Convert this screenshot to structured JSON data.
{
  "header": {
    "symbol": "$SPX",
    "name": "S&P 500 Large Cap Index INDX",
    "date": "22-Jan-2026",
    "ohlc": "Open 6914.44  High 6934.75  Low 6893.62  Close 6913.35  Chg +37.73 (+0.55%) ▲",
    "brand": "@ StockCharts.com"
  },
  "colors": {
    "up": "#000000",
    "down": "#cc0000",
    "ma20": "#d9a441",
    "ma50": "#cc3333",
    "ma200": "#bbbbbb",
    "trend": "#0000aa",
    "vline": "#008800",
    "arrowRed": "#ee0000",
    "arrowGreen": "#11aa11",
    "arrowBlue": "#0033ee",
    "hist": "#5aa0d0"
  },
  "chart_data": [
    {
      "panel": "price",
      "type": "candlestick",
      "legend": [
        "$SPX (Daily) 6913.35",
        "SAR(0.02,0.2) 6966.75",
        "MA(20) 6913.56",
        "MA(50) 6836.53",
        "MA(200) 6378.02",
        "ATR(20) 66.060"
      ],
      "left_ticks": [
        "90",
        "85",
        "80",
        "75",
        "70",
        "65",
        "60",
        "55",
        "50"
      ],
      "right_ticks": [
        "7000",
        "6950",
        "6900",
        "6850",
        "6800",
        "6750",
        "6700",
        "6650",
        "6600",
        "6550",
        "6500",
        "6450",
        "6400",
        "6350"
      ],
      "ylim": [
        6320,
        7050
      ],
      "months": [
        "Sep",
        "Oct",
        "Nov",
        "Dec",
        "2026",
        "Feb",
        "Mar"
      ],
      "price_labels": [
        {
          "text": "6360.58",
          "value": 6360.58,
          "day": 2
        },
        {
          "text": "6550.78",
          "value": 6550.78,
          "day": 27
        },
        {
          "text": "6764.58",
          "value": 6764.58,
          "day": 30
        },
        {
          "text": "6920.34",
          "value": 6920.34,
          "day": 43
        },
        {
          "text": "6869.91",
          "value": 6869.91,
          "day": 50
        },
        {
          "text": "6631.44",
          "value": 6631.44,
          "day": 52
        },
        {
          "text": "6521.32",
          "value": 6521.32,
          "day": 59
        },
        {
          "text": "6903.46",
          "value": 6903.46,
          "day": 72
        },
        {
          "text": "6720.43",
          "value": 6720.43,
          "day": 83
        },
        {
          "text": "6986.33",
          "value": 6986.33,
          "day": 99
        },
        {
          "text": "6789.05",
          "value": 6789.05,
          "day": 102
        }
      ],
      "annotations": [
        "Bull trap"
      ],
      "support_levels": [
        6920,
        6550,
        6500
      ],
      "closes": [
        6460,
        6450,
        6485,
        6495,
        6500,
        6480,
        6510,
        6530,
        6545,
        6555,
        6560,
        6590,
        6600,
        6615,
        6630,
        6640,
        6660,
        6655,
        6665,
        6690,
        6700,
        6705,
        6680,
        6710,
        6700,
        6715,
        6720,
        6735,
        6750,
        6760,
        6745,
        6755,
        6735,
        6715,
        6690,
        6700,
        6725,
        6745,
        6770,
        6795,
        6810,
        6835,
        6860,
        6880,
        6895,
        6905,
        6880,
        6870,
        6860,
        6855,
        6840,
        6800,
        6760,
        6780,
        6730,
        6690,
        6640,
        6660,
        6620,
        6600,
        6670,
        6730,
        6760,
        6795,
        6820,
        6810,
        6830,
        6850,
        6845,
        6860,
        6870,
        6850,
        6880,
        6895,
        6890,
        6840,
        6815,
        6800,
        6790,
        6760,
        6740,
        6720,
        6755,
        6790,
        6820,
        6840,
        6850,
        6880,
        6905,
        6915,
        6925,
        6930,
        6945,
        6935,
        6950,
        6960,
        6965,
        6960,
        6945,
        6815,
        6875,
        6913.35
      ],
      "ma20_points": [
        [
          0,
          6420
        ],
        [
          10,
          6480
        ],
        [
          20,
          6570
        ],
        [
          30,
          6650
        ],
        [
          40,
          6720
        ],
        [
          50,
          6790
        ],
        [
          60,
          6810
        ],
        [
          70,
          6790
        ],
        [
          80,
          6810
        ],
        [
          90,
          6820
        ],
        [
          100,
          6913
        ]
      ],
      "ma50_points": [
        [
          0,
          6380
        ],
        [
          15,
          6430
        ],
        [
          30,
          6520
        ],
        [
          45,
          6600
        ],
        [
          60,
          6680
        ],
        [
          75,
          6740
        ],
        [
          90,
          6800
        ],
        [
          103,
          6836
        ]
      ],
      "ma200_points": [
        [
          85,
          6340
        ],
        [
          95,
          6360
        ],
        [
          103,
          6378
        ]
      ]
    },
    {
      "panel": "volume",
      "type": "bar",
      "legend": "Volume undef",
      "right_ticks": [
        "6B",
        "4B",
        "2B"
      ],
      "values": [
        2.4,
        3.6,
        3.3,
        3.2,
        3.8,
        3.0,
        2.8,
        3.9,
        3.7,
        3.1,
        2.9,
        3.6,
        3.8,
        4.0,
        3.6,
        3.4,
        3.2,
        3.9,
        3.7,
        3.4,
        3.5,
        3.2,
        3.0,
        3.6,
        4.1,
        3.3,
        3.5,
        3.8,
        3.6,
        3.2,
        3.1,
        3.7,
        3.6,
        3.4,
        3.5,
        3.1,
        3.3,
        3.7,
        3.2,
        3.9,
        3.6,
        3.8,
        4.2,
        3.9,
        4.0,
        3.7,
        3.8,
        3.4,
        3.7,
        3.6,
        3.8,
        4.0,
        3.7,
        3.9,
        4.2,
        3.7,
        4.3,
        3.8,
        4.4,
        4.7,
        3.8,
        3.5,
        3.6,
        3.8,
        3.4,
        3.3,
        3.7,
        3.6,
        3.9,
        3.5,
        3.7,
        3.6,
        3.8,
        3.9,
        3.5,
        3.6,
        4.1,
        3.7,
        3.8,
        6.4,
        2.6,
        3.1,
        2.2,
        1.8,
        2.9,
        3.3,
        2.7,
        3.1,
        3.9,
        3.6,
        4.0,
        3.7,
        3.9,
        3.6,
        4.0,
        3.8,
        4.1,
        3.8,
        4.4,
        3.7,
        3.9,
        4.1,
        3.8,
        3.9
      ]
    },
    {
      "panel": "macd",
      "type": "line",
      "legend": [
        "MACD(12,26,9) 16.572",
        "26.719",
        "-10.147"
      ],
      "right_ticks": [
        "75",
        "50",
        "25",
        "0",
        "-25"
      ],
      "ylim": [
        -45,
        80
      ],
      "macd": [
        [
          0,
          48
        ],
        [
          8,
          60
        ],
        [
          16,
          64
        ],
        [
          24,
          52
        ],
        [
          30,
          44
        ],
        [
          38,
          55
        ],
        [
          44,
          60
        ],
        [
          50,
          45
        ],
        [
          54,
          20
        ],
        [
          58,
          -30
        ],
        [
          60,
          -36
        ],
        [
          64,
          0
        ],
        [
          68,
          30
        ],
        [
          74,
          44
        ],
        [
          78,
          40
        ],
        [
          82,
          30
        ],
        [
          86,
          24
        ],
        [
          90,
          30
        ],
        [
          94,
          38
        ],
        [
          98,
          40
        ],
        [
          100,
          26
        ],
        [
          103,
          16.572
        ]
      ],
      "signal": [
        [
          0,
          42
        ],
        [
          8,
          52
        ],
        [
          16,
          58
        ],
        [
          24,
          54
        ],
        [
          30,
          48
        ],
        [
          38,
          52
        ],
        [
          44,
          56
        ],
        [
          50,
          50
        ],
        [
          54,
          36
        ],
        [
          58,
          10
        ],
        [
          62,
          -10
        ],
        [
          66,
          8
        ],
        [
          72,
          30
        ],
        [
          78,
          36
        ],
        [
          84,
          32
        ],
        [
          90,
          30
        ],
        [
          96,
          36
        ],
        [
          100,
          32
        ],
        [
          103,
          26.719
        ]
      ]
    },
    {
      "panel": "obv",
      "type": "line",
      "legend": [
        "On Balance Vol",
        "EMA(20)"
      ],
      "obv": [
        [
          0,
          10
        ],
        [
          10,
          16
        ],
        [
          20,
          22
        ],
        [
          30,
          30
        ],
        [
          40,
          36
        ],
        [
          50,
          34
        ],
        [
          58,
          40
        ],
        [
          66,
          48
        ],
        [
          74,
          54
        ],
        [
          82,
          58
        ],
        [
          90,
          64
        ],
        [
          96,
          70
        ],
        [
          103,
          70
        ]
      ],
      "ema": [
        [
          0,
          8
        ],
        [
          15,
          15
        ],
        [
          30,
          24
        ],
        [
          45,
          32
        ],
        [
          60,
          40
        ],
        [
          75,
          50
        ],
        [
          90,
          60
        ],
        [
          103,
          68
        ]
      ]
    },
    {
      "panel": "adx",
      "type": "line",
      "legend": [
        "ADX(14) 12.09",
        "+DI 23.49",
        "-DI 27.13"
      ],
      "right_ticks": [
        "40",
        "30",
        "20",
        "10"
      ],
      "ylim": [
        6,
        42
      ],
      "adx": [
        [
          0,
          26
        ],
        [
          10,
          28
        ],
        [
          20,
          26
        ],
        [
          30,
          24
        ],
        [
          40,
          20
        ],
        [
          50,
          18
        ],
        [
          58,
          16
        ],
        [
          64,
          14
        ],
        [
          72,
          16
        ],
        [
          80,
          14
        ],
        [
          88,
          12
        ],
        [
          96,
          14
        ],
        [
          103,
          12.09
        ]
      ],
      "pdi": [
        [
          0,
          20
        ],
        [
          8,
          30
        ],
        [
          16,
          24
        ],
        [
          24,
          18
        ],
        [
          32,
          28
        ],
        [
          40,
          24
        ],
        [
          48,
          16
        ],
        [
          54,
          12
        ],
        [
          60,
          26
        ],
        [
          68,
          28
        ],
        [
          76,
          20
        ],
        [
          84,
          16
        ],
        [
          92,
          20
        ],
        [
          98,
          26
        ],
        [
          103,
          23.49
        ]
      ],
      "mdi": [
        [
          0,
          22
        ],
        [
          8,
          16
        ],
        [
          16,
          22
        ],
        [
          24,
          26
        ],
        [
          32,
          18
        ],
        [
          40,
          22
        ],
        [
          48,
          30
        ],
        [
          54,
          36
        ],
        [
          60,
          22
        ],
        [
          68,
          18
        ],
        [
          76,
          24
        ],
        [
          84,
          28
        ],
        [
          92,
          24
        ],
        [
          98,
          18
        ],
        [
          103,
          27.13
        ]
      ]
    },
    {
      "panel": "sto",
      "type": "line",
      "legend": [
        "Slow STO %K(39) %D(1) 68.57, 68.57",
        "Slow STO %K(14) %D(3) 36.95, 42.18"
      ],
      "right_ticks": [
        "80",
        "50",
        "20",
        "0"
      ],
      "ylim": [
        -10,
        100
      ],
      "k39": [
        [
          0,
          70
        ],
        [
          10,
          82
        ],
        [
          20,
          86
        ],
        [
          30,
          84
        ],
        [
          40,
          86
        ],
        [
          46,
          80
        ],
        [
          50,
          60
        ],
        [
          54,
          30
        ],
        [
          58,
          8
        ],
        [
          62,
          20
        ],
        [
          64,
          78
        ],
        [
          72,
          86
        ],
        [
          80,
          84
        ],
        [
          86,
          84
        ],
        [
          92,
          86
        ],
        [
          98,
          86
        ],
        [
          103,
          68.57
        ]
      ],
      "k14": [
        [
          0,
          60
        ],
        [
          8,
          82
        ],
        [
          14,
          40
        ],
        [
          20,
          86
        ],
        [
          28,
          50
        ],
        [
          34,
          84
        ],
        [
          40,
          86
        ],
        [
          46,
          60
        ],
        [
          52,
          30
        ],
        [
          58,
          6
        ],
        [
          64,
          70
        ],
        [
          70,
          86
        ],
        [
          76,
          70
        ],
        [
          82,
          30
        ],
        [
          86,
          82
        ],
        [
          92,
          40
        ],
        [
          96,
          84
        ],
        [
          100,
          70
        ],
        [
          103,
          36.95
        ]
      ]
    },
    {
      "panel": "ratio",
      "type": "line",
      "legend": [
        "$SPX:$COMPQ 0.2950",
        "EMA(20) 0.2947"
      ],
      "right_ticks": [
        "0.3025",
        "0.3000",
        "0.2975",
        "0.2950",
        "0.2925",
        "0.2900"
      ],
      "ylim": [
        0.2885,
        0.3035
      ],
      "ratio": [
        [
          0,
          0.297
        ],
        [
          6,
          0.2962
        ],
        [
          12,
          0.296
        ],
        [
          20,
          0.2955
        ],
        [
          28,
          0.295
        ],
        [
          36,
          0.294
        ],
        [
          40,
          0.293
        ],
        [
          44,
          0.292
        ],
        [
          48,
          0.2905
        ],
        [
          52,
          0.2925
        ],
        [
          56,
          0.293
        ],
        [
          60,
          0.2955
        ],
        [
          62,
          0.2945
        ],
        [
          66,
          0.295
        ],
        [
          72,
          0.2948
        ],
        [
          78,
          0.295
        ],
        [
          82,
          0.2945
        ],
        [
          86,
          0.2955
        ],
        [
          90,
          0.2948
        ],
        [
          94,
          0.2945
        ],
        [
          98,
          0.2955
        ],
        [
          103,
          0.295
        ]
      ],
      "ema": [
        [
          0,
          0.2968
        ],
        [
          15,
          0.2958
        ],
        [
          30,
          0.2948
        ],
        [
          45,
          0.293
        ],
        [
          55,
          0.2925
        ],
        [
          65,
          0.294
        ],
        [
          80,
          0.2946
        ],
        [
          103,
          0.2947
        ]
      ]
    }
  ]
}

________________________

Exercise goal: Among the entries above, how many lines hold the string "panel"? Respond with nothing but the number.

Exercise result: 7